(Figure contents as structured data)
════════════════════

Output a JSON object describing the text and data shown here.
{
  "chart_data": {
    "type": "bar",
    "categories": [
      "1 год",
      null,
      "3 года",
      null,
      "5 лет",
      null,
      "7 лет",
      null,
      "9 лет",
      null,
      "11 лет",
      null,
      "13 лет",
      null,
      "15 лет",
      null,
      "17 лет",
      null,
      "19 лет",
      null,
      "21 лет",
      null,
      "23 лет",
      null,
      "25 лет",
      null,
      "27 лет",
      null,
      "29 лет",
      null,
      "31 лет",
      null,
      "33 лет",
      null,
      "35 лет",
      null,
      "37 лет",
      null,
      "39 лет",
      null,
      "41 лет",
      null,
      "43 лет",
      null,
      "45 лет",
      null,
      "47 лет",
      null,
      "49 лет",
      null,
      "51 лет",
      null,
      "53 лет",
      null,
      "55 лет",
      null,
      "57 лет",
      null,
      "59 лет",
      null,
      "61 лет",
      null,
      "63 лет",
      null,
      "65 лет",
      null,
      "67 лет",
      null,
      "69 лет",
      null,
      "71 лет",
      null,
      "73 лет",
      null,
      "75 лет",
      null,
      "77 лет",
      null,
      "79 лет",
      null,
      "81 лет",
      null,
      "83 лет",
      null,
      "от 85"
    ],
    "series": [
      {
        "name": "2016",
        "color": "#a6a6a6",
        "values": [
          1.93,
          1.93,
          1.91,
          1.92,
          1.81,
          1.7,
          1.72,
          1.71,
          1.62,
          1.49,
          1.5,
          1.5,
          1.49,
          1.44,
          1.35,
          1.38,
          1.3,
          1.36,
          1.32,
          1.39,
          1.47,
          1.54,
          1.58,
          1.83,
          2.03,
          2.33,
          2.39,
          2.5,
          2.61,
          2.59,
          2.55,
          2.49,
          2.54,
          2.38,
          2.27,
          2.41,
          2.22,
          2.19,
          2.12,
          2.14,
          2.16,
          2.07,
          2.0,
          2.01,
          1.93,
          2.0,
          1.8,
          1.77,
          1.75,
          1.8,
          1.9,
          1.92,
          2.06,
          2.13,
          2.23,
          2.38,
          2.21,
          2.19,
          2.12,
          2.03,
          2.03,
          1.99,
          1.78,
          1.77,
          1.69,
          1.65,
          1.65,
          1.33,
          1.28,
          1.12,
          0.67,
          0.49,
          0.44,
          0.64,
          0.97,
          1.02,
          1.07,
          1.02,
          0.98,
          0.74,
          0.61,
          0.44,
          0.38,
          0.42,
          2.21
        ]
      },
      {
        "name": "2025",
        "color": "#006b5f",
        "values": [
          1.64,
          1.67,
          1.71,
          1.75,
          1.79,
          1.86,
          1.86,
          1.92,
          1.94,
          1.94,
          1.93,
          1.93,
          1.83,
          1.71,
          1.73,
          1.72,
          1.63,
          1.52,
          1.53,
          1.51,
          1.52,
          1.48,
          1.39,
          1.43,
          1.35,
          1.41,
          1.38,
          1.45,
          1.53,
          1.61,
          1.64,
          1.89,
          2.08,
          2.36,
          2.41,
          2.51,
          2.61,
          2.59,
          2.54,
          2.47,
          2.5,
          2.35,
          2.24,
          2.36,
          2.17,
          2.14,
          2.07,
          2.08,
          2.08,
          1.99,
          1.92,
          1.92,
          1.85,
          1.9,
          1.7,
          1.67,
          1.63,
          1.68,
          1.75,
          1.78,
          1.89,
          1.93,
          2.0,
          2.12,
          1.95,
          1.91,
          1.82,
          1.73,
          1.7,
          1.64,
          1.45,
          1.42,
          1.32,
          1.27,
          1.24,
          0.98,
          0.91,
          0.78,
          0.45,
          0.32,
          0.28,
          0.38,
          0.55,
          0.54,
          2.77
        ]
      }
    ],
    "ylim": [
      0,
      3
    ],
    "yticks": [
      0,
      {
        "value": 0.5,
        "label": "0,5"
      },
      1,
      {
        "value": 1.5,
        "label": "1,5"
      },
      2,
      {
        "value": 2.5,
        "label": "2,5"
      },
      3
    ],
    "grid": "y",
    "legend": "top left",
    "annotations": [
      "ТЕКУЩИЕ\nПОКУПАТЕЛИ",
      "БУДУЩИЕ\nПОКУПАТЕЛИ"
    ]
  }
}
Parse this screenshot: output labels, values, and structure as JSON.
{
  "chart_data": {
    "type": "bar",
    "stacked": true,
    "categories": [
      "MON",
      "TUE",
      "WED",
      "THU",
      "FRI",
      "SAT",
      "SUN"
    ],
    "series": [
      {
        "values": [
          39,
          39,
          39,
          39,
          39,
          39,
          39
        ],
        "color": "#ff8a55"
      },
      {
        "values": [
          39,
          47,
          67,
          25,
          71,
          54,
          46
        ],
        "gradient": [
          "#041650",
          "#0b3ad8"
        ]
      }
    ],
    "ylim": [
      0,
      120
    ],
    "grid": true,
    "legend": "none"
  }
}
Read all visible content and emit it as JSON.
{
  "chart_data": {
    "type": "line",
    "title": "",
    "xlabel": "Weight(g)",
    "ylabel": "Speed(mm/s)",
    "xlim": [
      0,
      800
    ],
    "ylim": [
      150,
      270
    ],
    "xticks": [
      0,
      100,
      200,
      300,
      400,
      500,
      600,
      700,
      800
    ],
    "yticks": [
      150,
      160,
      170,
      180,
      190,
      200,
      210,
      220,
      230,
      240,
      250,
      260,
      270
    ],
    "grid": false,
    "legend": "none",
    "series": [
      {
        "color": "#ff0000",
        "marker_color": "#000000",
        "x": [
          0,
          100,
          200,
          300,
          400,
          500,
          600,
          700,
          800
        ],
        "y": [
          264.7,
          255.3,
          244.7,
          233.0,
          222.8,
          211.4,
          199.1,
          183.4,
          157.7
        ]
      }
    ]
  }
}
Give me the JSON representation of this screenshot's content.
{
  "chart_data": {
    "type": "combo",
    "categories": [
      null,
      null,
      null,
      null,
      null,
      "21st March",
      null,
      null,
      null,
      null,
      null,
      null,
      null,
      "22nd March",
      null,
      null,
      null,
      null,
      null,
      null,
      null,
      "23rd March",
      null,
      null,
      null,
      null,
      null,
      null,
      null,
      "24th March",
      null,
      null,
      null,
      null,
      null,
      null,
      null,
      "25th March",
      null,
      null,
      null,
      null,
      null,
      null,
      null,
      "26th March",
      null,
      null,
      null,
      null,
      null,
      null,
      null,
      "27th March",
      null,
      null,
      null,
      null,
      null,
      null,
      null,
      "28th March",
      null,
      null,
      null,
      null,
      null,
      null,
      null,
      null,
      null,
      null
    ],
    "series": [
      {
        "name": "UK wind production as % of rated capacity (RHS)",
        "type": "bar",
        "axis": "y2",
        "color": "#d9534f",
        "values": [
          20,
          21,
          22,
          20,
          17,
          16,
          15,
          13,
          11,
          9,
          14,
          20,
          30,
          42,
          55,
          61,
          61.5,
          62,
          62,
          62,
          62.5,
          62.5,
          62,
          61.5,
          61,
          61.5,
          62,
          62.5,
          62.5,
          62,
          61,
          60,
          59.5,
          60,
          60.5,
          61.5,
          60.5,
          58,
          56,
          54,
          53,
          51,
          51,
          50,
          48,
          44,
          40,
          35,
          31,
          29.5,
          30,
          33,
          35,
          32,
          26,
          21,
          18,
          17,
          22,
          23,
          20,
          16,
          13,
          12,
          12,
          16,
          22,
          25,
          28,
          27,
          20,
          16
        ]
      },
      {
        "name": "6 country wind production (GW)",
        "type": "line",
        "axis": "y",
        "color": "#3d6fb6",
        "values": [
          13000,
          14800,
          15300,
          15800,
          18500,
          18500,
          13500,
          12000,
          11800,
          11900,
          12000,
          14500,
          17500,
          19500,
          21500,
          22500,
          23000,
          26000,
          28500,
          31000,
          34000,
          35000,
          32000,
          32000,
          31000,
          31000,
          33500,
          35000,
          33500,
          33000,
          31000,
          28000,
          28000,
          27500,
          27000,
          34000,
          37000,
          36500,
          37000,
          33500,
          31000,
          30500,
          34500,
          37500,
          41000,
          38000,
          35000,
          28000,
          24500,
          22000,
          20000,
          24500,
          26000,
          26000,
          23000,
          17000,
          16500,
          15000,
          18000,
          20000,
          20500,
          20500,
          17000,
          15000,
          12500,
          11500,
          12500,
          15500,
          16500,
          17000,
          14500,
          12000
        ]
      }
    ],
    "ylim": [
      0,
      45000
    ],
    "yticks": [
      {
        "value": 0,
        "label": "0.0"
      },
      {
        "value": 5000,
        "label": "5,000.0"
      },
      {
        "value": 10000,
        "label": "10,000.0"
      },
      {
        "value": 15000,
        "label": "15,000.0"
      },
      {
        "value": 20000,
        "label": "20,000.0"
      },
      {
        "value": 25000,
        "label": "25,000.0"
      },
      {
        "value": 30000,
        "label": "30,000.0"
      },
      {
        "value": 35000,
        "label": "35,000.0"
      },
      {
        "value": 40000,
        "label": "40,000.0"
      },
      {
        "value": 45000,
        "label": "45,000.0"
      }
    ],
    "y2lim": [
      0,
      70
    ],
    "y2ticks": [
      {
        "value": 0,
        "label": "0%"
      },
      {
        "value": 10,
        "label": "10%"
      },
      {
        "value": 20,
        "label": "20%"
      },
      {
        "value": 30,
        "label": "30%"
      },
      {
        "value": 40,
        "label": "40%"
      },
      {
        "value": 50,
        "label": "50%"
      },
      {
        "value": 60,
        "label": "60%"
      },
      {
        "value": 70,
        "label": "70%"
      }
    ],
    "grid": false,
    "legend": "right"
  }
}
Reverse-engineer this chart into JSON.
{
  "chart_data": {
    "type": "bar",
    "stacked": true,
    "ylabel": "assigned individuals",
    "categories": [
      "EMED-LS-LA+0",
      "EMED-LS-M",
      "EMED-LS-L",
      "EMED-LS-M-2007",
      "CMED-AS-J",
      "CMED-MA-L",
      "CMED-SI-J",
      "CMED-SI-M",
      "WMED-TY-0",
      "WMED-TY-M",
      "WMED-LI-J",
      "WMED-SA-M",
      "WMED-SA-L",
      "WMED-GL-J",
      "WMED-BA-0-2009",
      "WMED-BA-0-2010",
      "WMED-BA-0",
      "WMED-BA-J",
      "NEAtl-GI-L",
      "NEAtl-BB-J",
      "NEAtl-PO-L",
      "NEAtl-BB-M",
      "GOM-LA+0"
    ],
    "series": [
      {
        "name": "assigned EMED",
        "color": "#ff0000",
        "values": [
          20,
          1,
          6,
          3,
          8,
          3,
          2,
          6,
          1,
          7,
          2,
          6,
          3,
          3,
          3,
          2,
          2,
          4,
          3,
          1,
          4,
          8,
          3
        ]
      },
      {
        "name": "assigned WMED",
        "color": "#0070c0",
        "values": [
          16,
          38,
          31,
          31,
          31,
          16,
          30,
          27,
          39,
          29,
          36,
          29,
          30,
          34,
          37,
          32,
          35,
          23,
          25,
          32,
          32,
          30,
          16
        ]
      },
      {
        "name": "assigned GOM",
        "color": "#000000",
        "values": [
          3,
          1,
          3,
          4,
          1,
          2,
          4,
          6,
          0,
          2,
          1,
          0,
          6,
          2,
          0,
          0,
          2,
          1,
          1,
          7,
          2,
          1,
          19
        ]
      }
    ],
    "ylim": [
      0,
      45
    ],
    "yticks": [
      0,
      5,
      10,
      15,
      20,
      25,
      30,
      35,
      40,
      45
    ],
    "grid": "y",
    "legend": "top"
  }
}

════════════════════

## SET TASK
Leave out every line without the string "this" and copy the rest.

## THE OUTPUT
Parse this screenshot: output labels, values, and structure as JSON.
Give me the JSON representation of this screenshot's content.
Reverse-engineer this chart into JSON.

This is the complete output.